Identify every line containing the word "that" and reproduce each one.
[Extracted information start]
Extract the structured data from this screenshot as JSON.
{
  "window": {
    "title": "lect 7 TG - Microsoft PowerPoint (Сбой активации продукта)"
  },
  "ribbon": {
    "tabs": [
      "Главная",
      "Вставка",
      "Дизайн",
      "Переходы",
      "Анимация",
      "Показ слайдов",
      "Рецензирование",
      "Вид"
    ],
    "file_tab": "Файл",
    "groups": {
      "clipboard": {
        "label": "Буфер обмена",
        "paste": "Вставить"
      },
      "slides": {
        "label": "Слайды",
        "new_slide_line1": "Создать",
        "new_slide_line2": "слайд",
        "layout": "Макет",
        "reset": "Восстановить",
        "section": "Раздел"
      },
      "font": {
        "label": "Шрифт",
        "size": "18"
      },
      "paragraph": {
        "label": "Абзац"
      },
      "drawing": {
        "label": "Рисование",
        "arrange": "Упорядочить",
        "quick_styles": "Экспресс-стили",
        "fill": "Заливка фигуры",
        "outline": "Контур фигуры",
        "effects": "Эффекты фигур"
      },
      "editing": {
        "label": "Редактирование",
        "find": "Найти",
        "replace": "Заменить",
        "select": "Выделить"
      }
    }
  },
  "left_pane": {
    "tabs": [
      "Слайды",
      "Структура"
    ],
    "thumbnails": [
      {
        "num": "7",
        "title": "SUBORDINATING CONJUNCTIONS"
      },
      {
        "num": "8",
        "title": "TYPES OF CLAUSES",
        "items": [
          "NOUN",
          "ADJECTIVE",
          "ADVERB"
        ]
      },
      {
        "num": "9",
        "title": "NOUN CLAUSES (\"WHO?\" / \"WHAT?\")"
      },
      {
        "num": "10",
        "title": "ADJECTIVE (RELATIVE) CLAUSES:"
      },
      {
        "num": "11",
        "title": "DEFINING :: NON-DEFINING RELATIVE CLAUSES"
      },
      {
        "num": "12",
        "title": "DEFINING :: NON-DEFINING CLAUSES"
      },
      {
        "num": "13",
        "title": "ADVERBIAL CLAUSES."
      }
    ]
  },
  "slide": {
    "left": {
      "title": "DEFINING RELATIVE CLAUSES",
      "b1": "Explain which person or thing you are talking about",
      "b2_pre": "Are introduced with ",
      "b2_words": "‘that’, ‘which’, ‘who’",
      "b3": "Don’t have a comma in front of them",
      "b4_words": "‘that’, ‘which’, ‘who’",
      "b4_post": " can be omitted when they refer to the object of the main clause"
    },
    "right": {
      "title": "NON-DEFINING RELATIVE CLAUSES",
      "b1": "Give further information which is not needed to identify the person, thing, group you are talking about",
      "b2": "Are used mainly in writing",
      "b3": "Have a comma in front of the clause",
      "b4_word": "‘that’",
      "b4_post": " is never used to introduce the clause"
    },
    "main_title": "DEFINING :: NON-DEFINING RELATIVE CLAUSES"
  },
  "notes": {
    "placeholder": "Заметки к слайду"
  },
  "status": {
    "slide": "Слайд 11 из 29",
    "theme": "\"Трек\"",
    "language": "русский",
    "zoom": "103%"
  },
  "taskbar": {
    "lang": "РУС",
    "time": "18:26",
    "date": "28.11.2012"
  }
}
[Extracted information end]
Task response -
      "b2_words": "‘that’, ‘which’, ‘who’",
      "b4_words": "‘that’, ‘which’, ‘who’",
      "b4_word": "‘that’",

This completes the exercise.